***** EXERCISE MATERIALS

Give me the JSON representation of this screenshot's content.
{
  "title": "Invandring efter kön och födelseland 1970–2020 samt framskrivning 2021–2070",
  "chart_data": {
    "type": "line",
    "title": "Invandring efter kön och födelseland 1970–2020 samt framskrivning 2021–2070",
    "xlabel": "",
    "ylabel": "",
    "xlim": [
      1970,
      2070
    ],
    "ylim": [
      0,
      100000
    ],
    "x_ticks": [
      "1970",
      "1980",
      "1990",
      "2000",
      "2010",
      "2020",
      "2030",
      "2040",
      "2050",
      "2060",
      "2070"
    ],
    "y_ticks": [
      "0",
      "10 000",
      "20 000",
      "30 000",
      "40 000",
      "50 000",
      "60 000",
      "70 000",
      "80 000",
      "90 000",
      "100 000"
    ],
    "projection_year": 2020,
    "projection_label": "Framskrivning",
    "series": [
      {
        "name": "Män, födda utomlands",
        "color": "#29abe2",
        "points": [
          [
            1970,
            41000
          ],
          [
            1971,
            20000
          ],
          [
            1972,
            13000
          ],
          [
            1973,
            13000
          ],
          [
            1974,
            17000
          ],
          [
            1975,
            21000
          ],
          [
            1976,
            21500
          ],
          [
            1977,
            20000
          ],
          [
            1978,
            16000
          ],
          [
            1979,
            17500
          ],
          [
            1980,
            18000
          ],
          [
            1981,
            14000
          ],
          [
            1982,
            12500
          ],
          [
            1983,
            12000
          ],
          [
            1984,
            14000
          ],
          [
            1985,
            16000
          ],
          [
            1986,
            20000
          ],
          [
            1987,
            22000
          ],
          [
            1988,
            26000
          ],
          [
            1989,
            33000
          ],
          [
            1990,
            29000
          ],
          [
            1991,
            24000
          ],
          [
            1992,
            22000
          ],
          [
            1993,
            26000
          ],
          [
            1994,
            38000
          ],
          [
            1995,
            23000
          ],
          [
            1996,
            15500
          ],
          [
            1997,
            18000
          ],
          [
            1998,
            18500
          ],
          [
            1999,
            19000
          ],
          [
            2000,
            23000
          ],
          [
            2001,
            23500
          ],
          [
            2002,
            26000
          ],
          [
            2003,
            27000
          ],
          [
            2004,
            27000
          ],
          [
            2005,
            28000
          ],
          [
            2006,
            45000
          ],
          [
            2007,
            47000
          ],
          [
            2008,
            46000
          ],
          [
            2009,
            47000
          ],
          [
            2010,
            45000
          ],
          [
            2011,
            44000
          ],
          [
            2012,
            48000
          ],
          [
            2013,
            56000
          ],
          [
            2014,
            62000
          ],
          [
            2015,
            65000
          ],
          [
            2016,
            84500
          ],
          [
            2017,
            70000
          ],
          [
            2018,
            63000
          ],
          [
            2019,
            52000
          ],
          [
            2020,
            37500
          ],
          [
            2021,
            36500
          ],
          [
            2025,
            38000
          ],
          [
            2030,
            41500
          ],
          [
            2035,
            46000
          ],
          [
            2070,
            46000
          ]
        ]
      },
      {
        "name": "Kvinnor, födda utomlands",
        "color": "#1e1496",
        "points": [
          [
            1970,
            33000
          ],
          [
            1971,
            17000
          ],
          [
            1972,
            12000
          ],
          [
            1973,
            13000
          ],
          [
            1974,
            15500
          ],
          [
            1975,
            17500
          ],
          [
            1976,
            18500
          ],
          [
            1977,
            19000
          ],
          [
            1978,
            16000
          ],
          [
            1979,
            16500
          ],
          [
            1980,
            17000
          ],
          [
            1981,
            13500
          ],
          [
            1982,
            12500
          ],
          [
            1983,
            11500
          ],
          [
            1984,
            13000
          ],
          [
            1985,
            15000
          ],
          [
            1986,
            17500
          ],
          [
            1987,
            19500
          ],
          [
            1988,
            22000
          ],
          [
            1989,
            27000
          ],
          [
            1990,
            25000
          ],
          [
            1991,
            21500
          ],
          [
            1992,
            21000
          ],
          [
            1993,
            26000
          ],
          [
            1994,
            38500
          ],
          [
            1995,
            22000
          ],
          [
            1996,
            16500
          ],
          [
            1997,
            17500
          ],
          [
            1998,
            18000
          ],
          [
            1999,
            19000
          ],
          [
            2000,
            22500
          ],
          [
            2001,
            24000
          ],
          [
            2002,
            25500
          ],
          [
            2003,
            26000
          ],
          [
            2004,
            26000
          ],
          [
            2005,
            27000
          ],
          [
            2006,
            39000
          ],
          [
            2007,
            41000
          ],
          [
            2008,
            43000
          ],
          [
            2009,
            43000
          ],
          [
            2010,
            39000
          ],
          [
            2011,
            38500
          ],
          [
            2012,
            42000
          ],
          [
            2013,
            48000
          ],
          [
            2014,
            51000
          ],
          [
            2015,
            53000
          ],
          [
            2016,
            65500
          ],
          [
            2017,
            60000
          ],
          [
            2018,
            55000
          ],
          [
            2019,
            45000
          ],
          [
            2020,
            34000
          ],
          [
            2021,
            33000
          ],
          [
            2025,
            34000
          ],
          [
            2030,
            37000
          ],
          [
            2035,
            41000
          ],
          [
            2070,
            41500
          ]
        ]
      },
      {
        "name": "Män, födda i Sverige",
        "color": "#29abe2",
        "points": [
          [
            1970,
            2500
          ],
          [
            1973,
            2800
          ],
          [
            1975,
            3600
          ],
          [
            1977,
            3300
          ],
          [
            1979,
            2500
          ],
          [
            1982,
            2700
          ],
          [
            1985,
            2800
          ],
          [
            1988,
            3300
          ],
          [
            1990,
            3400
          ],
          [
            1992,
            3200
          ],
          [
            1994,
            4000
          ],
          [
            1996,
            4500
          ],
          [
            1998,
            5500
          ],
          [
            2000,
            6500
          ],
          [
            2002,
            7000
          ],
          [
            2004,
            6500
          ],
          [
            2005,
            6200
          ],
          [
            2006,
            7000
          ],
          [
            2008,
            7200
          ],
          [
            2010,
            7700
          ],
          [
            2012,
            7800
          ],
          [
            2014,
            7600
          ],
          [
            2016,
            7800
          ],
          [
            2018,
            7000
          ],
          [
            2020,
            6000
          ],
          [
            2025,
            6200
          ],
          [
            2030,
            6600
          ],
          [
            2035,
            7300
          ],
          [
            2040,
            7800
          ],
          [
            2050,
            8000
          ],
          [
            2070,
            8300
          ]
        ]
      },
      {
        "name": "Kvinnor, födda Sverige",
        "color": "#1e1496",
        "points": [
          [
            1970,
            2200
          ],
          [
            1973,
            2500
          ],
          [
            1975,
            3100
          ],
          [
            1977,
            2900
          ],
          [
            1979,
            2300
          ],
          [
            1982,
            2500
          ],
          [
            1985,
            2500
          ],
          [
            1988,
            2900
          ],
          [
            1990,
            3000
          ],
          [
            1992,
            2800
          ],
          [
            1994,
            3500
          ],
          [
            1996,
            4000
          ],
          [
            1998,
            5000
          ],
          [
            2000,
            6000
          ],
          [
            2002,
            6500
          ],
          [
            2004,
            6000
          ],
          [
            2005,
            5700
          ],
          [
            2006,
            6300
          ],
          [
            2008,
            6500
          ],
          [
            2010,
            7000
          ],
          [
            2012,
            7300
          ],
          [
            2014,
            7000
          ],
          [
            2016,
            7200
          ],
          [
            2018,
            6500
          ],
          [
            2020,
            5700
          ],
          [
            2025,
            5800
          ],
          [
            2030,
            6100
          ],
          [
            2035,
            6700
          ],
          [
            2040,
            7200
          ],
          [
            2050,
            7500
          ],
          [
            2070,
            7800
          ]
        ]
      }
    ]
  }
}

**********

- **GIVEN REQUEST**: Identify the lines above that contain the word "födelseland", then copy them.

- **WORKED SOLUTION**:
  "title": "Invandring efter kön och födelseland 1970–2020 samt framskrivning 2021–2070",
    "title": "Invandring efter kön och födelseland 1970–2020 samt framskrivning 2021–2070",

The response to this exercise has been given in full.